▶ **Work to be completed**
Pull out every line of the listing below where "slice" appears.

[Figure content listings]
— Start —

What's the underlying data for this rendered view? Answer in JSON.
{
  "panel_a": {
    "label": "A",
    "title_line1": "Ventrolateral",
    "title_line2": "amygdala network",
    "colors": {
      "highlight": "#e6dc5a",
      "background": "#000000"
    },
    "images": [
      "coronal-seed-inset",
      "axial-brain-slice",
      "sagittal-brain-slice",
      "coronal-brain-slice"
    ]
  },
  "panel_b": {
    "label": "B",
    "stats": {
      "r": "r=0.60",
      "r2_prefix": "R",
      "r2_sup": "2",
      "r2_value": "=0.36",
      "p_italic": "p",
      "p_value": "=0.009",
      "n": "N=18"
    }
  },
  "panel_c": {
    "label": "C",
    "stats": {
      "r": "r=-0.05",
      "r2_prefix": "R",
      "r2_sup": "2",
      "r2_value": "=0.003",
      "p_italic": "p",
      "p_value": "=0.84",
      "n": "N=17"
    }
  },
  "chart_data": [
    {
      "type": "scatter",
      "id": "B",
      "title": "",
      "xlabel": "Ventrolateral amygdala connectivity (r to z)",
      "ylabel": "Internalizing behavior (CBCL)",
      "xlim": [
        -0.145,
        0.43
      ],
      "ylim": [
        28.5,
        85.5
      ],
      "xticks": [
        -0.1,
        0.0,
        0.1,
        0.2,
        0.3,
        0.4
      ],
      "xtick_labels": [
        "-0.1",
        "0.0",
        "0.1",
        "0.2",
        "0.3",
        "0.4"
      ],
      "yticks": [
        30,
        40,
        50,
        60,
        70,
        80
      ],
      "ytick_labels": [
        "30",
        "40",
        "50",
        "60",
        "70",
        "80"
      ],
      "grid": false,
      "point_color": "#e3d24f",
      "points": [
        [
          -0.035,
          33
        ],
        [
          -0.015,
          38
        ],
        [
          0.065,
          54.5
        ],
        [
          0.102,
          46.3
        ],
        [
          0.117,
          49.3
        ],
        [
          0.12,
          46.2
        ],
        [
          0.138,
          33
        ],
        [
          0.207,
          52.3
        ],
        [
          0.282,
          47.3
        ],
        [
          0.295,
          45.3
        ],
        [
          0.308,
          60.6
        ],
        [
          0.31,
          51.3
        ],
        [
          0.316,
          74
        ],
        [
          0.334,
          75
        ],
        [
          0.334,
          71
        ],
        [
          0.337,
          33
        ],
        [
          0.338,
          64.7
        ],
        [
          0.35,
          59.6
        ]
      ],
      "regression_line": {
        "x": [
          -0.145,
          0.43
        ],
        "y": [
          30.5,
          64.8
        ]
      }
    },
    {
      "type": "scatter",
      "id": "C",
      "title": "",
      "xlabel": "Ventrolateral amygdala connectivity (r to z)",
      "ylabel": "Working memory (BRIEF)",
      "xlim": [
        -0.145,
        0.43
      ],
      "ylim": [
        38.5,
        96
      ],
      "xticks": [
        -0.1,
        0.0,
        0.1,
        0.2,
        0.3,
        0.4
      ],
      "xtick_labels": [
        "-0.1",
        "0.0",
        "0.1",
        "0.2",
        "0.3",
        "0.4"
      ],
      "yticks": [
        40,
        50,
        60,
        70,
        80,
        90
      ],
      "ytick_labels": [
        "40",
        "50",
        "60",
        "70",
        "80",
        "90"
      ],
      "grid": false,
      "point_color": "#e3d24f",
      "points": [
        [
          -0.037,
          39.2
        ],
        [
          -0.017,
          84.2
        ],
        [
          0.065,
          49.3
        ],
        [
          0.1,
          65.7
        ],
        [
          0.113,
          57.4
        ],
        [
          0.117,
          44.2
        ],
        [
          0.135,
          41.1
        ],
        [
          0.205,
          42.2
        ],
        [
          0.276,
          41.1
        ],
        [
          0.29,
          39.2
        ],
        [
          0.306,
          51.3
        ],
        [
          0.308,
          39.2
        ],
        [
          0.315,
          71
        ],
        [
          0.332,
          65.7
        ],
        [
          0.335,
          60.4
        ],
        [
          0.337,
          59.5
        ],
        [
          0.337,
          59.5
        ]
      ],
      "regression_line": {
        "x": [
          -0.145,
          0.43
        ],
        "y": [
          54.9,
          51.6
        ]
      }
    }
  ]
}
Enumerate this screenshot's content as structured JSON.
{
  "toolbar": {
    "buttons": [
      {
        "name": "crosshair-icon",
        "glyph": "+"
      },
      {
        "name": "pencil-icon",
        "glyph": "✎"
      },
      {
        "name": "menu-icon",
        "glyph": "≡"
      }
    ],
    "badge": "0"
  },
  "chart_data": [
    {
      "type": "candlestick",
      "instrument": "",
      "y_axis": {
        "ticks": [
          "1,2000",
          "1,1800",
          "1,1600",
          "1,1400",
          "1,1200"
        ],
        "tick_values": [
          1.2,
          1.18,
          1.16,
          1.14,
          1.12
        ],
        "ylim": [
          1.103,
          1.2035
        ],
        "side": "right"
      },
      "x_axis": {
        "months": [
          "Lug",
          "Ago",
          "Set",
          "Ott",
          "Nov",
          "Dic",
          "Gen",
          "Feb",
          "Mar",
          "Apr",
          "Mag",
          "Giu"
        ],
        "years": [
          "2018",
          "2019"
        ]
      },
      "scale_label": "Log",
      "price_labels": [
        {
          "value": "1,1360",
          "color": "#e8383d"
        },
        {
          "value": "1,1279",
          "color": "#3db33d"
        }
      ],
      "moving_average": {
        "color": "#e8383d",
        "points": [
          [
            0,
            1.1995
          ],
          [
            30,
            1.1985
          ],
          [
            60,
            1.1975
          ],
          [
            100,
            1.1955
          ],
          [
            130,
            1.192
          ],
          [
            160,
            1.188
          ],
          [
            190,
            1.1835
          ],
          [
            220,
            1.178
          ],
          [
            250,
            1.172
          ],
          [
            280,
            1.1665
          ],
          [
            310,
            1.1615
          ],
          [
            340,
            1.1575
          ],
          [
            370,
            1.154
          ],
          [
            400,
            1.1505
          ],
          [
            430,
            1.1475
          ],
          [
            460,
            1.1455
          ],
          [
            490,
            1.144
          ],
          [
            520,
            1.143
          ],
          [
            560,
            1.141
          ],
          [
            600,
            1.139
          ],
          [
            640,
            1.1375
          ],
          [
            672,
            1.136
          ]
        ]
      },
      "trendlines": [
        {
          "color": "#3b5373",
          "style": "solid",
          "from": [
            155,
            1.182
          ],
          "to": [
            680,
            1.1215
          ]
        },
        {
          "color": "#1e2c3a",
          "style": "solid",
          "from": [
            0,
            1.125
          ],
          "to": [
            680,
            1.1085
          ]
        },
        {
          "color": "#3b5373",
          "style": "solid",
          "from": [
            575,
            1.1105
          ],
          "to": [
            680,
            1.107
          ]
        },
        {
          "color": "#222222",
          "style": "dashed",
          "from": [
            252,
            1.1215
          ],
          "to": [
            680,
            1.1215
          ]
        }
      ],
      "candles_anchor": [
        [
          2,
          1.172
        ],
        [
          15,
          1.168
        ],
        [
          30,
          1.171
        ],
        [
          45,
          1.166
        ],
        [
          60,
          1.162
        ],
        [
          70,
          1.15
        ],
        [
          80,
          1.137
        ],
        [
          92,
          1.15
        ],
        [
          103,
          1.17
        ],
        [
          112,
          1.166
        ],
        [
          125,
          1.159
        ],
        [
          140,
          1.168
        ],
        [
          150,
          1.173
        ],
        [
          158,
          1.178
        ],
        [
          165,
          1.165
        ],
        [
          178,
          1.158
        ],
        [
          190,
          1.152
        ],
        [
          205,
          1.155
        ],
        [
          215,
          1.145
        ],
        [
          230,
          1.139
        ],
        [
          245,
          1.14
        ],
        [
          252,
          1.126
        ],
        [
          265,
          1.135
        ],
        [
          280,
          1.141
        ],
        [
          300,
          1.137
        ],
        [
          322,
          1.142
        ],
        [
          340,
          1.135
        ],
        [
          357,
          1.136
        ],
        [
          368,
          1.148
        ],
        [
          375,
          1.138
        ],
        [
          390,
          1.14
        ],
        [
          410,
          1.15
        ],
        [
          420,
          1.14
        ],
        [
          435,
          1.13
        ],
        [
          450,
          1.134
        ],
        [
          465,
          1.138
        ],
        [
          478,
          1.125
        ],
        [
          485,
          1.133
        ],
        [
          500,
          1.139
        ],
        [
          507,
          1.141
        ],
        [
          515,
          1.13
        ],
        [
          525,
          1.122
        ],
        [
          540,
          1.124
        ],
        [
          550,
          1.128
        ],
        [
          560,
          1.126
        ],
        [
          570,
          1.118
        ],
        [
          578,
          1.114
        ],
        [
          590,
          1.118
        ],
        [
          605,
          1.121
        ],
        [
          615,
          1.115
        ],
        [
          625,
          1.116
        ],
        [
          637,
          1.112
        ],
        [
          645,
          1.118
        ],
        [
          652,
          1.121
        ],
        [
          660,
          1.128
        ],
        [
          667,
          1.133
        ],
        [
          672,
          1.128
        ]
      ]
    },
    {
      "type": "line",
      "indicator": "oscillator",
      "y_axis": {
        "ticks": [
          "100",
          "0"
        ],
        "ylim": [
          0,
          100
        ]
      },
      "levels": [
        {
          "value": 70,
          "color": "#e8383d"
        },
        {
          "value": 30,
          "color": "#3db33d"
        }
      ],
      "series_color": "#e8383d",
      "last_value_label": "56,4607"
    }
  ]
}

— End —

▶ **The answer**
      "axial-brain-slice",
      "sagittal-brain-slice",
      "coronal-brain-slice"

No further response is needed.